- **Supplied text**:
Start of Block

In addition to in vitro or in vivo evidence, clinical studies have suggested that inhibition of the PI3K pathway may be more effective in cancer patients with genomic aberration in the pathway [34]. Molecular aberrations in cancer genes can be utilized as ‘signals’ of potential resistance or sensitivity to specific targeted therapies. Further, the specific mutation present in a cancer gene can have different functional consequences as well as determine therapeutic sensitivity. For example, cancer patients with PIK3CA H1047R mutation showed better response to inhibitors targeting PI3K, mTOR or AKT than individuals with wild-type (WT) PIK3CA or other PIK3CA mutations [35]. PTEN aberrations including loss of PTEN protein and/or PTEN mutation were also associated with higher efficacy in PI3K pathway targeting [36]. Due to the surge in high-throughput sequencing of cancer genomes and the increased availability of genomic data, incorporation of the genomic information into cancer patient management is increasingly feasible. The key to successful translation into clinical benefit for cancer patients relies on understanding the functions of mutations as well as the therapeutic liabilities that these specific mutations engender.

End of Block

- **Records from a collection**:
Start of Block

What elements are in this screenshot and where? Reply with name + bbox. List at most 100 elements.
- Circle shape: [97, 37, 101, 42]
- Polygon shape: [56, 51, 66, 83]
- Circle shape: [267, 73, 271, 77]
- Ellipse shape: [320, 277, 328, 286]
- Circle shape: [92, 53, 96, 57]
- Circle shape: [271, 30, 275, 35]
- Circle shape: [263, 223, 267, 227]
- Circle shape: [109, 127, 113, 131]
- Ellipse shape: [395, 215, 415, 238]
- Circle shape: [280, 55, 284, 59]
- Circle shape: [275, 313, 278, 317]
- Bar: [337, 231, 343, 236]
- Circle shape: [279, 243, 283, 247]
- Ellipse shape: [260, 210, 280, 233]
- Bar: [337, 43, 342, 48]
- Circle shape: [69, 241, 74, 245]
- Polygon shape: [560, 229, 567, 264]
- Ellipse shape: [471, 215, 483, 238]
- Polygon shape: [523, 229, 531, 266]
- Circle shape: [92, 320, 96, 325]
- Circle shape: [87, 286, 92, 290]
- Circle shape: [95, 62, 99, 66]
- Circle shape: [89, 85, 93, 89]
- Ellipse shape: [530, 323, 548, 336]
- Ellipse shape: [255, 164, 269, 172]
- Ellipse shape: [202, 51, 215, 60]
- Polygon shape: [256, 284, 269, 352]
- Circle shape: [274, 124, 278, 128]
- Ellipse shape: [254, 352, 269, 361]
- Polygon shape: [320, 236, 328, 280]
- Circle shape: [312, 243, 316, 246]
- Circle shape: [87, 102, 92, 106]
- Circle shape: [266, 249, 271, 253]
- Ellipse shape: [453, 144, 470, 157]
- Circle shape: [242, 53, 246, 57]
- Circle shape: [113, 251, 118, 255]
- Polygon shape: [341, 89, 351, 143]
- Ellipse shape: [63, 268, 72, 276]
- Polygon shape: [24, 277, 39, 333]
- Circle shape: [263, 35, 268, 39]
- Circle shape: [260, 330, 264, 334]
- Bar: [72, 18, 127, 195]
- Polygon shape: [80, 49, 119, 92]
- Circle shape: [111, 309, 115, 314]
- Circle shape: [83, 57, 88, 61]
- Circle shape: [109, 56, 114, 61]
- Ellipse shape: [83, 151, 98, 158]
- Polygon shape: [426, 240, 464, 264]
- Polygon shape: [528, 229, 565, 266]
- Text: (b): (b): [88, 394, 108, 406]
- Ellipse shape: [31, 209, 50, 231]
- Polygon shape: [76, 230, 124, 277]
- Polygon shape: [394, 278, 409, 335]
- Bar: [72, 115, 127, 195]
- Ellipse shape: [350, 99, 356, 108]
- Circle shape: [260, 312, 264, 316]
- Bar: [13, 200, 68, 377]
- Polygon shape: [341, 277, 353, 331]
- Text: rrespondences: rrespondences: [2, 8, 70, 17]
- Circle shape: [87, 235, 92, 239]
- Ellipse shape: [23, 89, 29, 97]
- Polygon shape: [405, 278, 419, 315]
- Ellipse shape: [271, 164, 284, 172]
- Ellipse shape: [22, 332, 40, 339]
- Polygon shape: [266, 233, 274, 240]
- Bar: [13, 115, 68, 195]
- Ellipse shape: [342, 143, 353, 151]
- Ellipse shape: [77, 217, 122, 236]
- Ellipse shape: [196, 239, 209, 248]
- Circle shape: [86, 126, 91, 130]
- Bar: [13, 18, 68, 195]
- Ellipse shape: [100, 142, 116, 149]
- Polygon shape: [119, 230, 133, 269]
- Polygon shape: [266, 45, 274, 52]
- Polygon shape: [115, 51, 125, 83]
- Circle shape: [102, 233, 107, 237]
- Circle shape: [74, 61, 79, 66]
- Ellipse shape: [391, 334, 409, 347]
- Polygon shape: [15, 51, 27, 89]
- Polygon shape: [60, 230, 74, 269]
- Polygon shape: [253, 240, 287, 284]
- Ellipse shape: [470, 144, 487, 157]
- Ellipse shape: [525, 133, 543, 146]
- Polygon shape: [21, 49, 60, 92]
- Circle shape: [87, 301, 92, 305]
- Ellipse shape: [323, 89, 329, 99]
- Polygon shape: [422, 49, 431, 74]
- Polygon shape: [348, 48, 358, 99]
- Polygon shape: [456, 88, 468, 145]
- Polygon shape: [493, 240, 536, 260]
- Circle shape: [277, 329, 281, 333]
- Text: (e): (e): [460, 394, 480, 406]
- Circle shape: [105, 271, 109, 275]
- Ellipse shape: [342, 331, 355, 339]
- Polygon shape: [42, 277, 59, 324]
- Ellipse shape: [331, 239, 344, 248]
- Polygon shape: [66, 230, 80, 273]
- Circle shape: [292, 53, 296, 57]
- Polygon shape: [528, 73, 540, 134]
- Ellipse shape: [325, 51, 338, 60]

End of Block

- **Task set**:
a – Rewrite the paragraph beginning "In addition to in vitro or in vivo evidence" from the passage on PI3K pathway inhibition as a short bulleted list that keeps its main facts.
b – In the passage on PI3K pathway inhibition, which PIK3CA mutation is tied to a better response to inhibitors targeting PI3K, mTOR or AKT?
c – Extend the passage on PI3K pathway inhibition, picking up after its final sentence.

- **Answers to each task**:
a –
- Clinical studies suggest that blocking the PI3K pathway may work better in cancer patients with genomic aberrations in that pathway.
- Molecular aberrations in cancer genes can signal likely resistance or sensitivity to specific targeted therapies.
- The specific mutation in a cancer gene can have different functional effects and can determine sensitivity to treatment.
- Patients with the PIK3CA H1047R mutation responded better to PI3K, mTOR or AKT inhibitors than those with wild-type PIK3CA or other PIK3CA mutations.
- PTEN aberrations, including loss of PTEN protein and/or PTEN mutation, were also linked to higher efficacy of PI3K pathway targeting.
- More high-throughput sequencing of cancer genomes and more available genomic data make it increasingly feasible to use genomic information in patient management.
- Turning this into clinical benefit depends on understanding what mutations do and the therapeutic liabilities they create.

b – The PIK3CA H1047R mutation.

c –
PIK3R1 is one of the cancer genes in the PI3K pathway

There has been much effort in characterizing the functional consequence of PIK3R1 mutations recently. The PIK3R1 gene is the 12th most commonly mutated gene across cancer lineages and several mutation hotspot regions are detected, providing justification for exploring approaches to target the functional consequences of PIK3R1 mutations in cancer patients. Somatic mutations in PIK3R1 are particularly prevalent in endometrial cancer (20 and 34% in our and TCGA datasets, respectively [37,38]), glioma (11%; TCGA [39]) and colon cancer (4.5–10%; TCGA [40] and Genentech [41]). One major effort is to distinguish a ‘driver’ mutation that functionally contributes to tumor behavior from biologically neutral ‘passenger’ mutations resulting from instability of cancer genomes. A subset of PIK3R1 mutations detected are deemed functional and targeting these driver mutations, as compared with passenger mutations, has the potential to benefit cancer patients. In this article, we review the mechanisms by which different p85α driver mutations exert their oncogenic effects and the biological consequences of these drivers. The PIK3R1 driver mutations functionally characterized so far can be categorized as hypomorph (loss-of-function mutant), dominant negative that inhibits the activity of WT p85α, or neomorph (gain-of-novel-function mutant that has completely distinct activity from WT p85α). Here we also discuss preclinical data that may shed light on the therapeutic strategies in targeting PIK3R1 mutated cancers. Although p85α is not directly druggable, the driver mutations activate downstream signaling pathways and these downstream effectors represent potential therapeutic targets.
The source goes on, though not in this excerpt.